____ The data

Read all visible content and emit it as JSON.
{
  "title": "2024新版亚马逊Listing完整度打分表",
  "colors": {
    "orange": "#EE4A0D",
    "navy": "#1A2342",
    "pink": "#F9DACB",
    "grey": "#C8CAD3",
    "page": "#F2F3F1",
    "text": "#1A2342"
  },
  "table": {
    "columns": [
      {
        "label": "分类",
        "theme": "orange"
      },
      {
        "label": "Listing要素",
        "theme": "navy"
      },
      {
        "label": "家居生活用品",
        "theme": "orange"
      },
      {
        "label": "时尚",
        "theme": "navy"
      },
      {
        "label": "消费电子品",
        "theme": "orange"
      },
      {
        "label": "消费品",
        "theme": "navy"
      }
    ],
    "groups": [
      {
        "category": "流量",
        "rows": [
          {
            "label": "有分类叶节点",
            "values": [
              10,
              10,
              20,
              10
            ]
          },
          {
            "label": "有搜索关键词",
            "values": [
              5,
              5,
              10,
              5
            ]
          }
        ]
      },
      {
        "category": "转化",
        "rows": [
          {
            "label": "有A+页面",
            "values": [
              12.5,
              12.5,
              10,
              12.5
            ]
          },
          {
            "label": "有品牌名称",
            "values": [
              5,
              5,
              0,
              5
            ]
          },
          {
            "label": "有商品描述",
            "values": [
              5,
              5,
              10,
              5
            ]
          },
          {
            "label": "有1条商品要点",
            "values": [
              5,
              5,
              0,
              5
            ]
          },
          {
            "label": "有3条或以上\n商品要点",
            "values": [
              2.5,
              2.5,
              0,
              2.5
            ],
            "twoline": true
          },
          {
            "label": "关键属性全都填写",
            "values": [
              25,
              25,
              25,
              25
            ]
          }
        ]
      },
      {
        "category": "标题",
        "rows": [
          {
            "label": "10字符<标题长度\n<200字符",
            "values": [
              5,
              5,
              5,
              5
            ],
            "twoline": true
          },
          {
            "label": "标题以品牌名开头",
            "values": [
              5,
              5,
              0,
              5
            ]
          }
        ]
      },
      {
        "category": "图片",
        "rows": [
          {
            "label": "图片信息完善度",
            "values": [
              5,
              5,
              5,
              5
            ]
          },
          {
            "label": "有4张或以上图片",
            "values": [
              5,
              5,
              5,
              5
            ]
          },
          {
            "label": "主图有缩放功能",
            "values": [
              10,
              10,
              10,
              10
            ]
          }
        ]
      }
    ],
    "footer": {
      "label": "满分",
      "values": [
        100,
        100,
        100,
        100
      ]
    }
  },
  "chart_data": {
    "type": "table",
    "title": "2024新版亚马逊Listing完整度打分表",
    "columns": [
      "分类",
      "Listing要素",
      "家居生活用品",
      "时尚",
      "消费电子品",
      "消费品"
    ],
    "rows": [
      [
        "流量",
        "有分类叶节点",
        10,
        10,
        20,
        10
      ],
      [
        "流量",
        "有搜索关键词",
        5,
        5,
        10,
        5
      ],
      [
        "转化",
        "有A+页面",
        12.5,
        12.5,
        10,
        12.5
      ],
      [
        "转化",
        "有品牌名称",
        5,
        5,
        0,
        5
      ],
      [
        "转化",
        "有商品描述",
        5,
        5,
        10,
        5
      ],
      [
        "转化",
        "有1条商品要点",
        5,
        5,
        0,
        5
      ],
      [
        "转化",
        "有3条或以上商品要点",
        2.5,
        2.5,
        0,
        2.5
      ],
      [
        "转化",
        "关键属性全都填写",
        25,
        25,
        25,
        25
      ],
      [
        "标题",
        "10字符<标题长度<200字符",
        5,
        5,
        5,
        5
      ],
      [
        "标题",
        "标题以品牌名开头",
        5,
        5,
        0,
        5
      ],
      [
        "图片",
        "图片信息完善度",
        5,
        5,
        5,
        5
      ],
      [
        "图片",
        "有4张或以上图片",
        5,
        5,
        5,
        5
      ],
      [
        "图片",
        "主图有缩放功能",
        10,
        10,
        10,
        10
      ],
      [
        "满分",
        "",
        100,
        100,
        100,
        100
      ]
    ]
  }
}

________

Task brief:
Type the whole listing again, unaltered.

Complete output:
Read all visible content and emit it as JSON.
{
  "title": "2024新版亚马逊Listing完整度打分表",
  "colors": {
    "orange": "#EE4A0D",
    "navy": "#1A2342",
    "pink": "#F9DACB",
    "grey": "#C8CAD3",
    "page": "#F2F3F1",
    "text": "#1A2342"
  },
  "table": {
    "columns": [
      {
        "label": "分类",
        "theme": "orange"
      },
      {
        "label": "Listing要素",
        "theme": "navy"
      },
      {
        "label": "家居生活用品",
        "theme": "orange"
      },
      {
        "label": "时尚",
        "theme": "navy"
      },
      {
        "label": "消费电子品",
        "theme": "orange"
      },
      {
        "label": "消费品",
        "theme": "navy"
      }
    ],
    "groups": [
      {
        "category": "流量",
        "rows": [
          {
            "label": "有分类叶节点",
            "values": [
              10,
              10,
              20,
              10
            ]
          },
          {
            "label": "有搜索关键词",
            "values": [
              5,
              5,
              10,
              5
            ]
          }
        ]
      },
      {
        "category": "转化",
        "rows": [
          {
            "label": "有A+页面",
            "values": [
              12.5,
              12.5,
              10,
              12.5
            ]
          },
          {
            "label": "有品牌名称",
            "values": [
              5,
              5,
              0,
              5
            ]
          },
          {
            "label": "有商品描述",
            "values": [
              5,
              5,
              10,
              5
            ]
          },
          {
            "label": "有1条商品要点",
            "values": [
              5,
              5,
              0,
              5
            ]
          },
          {
            "label": "有3条或以上\n商品要点",
            "values": [
              2.5,
              2.5,
              0,
              2.5
            ],
            "twoline": true
          },
          {
            "label": "关键属性全都填写",
            "values": [
              25,
              25,
              25,
              25
            ]
          }
        ]
      },
      {
        "category": "标题",
        "rows": [
          {
            "label": "10字符<标题长度\n<200字符",
            "values": [
              5,
              5,
              5,
              5
            ],
            "twoline": true
          },
          {
            "label": "标题以品牌名开头",
            "values": [
              5,
              5,
              0,
              5
            ]
          }
        ]
      },
      {
        "category": "图片",
        "rows": [
          {
            "label": "图片信息完善度",
            "values": [
              5,
              5,
              5,
              5
            ]
          },
          {
            "label": "有4张或以上图片",
            "values": [
              5,
              5,
              5,
              5
            ]
          },
          {
            "label": "主图有缩放功能",
            "values": [
              10,
              10,
              10,
              10
            ]
          }
        ]
      }
    ],
    "footer": {
      "label": "满分",
      "values": [
        100,
        100,
        100,
        100
      ]
    }
  },
  "chart_data": {
    "type": "table",
    "title": "2024新版亚马逊Listing完整度打分表",
    "columns": [
      "分类",
      "Listing要素",
      "家居生活用品",
      "时尚",
      "消费电子品",
      "消费品"
    ],
    "rows": [
      [
        "流量",
        "有分类叶节点",
        10,
        10,
        20,
        10
      ],
      [
        "流量",
        "有搜索关键词",
        5,
        5,
        10,
        5
      ],
      [
        "转化",
        "有A+页面",
        12.5,
        12.5,
        10,
        12.5
      ],
      [
        "转化",
        "有品牌名称",
        5,
        5,
        0,
        5
      ],
      [
        "转化",
        "有商品描述",
        5,
        5,
        10,
        5
      ],
      [
        "转化",
        "有1条商品要点",
        5,
        5,
        0,
        5
      ],
      [
        "转化",
        "有3条或以上商品要点",
        2.5,
        2.5,
        0,
        2.5
      ],
      [
        "转化",
        "关键属性全都填写",
        25,
        25,
        25,
        25
      ],
      [
        "标题",
        "10字符<标题长度<200字符",
        5,
        5,
        5,
        5
      ],
      [
        "标题",
        "标题以品牌名开头",
        5,
        5,
        0,
        5
      ],
      [
        "图片",
        "图片信息完善度",
        5,
        5,
        5,
        5
      ],
      [
        "图片",
        "有4张或以上图片",
        5,
        5,
        5,
        5
      ],
      [
        "图片",
        "主图有缩放功能",
        10,
        10,
        10,
        10
      ],
      [
        "满分",
        "",
        100,
        100,
        100,
        100
      ]
    ]
  }
}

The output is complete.